-- start of DATASET ROWS --
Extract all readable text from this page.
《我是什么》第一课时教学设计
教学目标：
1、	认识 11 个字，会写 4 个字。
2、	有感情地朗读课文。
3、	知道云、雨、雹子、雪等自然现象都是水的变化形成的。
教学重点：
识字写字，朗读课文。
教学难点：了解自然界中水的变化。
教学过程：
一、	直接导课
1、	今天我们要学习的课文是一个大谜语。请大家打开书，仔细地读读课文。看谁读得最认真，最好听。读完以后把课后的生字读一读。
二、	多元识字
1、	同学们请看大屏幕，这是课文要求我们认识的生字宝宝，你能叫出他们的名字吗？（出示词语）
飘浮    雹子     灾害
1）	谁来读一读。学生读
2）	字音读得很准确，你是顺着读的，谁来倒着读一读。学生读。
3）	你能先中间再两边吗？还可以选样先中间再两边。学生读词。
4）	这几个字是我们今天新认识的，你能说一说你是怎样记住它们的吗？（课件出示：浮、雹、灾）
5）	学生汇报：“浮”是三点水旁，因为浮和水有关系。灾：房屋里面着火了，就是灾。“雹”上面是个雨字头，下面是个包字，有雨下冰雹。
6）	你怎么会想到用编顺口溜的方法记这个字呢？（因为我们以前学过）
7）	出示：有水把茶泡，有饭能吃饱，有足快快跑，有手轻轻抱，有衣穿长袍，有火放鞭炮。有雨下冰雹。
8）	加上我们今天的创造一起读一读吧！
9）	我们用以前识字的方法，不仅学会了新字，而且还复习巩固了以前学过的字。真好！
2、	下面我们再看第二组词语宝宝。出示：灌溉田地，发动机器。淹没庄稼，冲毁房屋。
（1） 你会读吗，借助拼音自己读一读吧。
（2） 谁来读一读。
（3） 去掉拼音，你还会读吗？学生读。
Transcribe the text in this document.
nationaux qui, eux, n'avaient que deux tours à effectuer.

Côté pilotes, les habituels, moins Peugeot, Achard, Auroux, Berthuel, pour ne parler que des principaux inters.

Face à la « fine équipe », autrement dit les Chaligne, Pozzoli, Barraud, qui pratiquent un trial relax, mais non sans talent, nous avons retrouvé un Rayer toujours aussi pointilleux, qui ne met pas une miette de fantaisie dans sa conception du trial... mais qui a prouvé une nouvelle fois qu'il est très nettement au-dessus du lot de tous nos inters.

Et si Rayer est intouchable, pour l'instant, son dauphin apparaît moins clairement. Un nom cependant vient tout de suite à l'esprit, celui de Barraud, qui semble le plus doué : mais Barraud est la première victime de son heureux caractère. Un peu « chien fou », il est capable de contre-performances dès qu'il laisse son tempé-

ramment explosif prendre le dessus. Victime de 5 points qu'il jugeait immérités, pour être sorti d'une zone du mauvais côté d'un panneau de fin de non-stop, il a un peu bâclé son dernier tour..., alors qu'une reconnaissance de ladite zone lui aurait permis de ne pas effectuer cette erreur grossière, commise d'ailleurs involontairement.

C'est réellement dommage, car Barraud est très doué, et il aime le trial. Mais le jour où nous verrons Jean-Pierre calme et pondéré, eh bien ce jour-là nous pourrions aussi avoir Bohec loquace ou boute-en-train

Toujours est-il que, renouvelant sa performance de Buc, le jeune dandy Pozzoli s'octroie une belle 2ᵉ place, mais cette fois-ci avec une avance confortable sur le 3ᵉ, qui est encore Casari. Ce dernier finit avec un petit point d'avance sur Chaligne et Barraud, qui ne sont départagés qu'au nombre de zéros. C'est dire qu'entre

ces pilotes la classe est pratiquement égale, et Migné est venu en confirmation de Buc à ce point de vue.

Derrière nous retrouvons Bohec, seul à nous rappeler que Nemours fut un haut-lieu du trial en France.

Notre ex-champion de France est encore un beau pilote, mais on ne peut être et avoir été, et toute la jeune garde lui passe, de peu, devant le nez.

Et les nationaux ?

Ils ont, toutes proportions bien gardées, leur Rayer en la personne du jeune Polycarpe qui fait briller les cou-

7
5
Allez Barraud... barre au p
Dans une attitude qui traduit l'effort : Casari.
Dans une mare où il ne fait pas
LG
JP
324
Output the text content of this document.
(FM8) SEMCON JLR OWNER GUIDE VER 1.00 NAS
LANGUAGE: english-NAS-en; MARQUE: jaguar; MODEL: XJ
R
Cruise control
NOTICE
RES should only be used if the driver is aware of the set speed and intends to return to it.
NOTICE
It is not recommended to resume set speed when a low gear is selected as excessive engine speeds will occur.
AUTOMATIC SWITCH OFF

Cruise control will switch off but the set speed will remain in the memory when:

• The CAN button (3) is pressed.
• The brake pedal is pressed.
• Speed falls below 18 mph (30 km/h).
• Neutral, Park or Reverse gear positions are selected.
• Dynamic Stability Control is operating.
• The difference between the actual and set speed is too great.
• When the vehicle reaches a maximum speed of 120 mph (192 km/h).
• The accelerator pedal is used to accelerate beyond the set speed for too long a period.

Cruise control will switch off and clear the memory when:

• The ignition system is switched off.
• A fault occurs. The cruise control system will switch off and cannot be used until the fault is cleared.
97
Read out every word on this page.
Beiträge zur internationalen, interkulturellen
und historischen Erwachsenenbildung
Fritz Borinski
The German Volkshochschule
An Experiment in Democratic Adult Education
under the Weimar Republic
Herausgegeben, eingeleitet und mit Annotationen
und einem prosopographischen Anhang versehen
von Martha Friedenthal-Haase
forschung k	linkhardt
-- end of DATASET ROWS --
## GIVEN REQUEST
Check each line of the data above for the word "Bohec" and say how many lines contain it, giving nothing besides the number.

## EXERCISE RESULT
2